Goal >>
Where a line of the listing below includes the word "right", reproduce that line.

Records shown >>
......

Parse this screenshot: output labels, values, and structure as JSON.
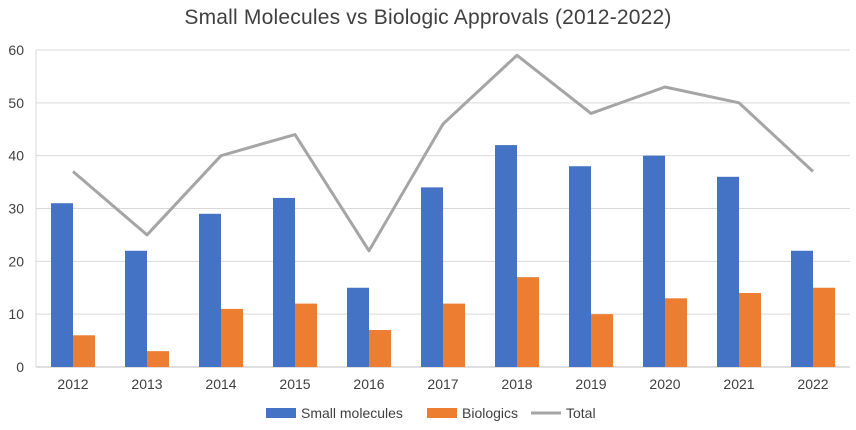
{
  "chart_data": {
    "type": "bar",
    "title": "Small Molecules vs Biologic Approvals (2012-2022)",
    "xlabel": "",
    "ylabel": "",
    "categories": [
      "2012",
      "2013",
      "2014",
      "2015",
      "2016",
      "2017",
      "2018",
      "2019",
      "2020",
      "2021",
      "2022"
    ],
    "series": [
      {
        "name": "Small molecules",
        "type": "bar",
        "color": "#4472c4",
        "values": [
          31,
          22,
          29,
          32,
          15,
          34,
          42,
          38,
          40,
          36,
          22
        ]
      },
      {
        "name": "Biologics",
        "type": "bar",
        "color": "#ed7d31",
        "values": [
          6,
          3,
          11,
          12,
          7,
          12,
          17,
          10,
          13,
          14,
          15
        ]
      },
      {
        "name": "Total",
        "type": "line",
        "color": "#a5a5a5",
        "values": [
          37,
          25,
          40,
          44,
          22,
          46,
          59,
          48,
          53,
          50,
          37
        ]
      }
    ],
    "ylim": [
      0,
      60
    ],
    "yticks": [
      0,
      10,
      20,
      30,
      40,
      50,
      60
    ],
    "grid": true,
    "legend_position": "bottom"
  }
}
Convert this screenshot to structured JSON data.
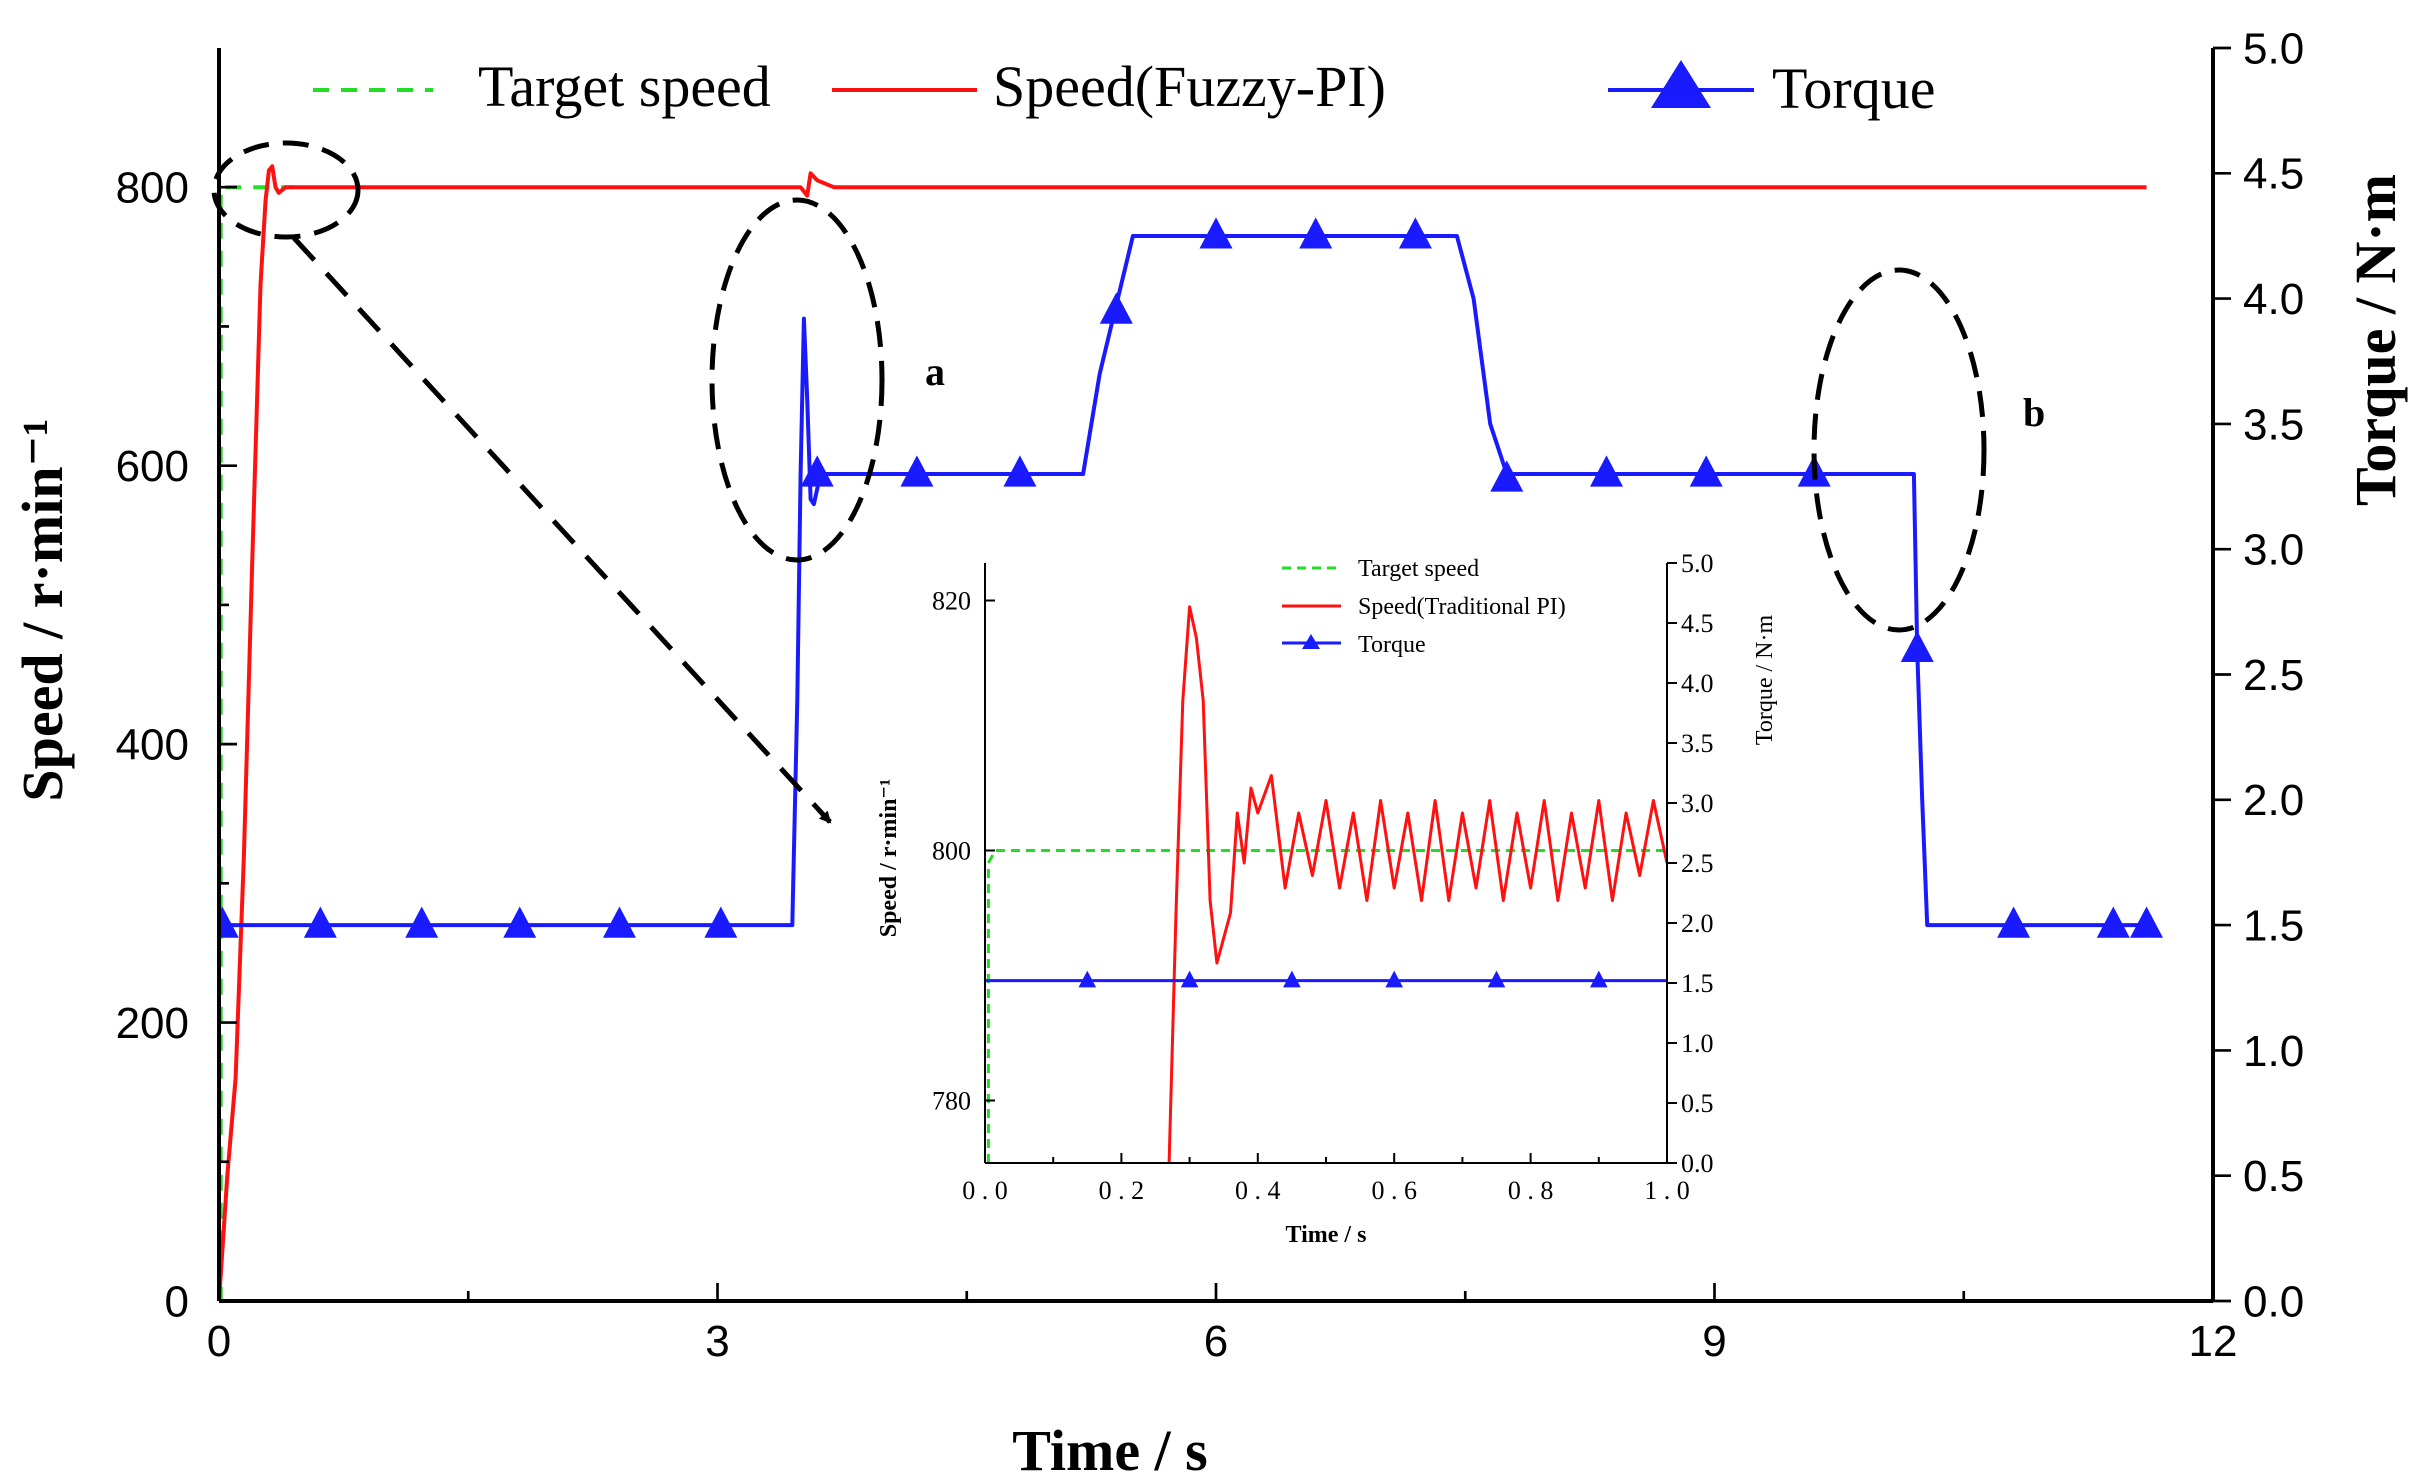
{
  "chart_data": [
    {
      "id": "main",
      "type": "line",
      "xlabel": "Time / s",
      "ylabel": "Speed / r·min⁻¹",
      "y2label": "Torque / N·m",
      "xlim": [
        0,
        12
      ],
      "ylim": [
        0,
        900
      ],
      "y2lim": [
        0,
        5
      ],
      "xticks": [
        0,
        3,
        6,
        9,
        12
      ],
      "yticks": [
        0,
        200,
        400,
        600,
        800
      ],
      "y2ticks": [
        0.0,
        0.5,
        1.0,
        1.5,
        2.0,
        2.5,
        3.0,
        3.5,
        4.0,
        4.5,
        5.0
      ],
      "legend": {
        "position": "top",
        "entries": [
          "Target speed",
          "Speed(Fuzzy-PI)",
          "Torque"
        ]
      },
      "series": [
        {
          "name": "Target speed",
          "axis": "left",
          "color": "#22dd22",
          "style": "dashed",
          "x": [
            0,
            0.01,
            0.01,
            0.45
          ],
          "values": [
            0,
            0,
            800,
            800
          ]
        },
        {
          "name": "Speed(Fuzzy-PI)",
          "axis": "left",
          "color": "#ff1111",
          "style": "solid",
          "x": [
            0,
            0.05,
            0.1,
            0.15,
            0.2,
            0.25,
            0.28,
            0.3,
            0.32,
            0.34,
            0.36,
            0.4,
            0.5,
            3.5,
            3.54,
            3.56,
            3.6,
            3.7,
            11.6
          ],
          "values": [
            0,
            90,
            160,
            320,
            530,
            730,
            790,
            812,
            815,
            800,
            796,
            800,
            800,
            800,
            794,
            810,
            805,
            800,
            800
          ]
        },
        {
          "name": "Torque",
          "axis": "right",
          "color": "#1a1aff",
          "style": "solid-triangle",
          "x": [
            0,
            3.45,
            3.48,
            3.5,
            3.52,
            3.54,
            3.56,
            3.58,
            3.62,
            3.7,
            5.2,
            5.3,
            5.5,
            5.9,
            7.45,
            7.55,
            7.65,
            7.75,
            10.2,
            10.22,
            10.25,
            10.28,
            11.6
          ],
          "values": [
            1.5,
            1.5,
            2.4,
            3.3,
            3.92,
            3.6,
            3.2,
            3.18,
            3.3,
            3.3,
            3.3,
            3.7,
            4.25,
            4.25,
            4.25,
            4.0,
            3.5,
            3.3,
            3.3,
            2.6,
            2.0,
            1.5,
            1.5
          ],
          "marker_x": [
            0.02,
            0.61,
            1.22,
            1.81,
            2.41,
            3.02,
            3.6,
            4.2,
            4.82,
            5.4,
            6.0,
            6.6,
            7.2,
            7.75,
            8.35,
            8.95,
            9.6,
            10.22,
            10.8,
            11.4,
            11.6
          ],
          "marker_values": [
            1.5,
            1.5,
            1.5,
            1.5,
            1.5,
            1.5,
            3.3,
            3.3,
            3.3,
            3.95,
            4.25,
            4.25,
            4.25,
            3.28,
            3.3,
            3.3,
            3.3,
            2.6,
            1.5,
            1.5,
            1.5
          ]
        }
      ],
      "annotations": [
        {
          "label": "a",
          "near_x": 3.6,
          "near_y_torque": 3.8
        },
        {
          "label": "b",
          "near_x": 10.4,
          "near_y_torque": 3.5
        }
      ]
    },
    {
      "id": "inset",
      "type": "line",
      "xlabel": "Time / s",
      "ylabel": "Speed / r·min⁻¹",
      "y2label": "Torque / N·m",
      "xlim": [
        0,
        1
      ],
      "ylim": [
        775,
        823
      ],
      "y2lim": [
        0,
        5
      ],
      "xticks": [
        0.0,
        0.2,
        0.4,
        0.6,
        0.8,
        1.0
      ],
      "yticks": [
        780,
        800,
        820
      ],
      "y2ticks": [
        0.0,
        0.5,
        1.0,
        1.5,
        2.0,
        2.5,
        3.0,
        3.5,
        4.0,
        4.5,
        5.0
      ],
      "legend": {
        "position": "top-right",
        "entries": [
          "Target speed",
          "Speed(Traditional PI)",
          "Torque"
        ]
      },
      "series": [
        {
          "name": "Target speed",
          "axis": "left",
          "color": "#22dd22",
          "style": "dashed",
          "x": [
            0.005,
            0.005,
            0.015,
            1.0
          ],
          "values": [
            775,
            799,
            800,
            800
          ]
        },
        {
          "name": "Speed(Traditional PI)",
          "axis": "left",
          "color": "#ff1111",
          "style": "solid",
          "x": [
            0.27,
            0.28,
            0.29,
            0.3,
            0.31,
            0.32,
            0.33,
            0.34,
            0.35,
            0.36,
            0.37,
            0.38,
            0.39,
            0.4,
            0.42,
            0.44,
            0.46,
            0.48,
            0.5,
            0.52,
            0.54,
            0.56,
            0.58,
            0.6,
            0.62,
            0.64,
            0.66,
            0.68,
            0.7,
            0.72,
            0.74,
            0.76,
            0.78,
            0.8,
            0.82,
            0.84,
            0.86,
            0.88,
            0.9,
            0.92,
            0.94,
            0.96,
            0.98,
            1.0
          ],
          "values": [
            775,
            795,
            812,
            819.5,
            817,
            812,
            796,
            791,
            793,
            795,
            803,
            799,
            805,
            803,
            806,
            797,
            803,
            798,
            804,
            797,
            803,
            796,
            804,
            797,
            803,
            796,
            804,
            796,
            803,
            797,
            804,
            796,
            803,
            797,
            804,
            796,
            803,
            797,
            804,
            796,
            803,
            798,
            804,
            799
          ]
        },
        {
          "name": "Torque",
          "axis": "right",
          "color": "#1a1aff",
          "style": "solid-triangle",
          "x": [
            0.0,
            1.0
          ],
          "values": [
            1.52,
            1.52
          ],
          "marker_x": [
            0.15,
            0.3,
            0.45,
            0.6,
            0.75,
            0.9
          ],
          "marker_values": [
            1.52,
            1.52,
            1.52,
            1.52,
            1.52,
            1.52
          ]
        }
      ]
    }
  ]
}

......

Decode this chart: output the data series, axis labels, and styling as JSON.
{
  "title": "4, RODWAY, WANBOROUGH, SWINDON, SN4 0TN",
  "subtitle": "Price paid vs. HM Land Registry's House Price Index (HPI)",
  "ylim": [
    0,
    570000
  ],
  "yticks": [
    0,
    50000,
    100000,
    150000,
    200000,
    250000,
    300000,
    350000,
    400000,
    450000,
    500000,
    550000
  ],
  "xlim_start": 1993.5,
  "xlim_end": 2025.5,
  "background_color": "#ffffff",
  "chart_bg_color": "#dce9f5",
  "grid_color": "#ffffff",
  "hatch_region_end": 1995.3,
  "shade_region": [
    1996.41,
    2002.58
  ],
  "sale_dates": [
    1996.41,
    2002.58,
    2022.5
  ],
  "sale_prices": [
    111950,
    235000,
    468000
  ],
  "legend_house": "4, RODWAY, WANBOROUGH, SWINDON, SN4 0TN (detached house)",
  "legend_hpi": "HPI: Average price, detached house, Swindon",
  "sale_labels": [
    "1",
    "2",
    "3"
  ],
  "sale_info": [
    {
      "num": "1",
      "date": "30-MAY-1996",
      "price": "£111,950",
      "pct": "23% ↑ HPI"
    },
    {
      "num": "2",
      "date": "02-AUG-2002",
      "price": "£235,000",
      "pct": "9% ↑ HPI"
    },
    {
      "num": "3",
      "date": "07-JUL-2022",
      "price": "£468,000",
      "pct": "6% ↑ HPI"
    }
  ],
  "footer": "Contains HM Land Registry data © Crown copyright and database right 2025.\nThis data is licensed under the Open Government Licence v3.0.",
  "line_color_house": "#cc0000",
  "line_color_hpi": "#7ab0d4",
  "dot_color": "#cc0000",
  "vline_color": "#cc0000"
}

......

Solution to the exercise >>
          "axis": "right",
        "position": "top-right",
          "axis": "right",
  "footer": "Contains HM Land Registry data © Crown copyright and database right 2025.\nThis data is licensed under the Open Government Licence v3.0.",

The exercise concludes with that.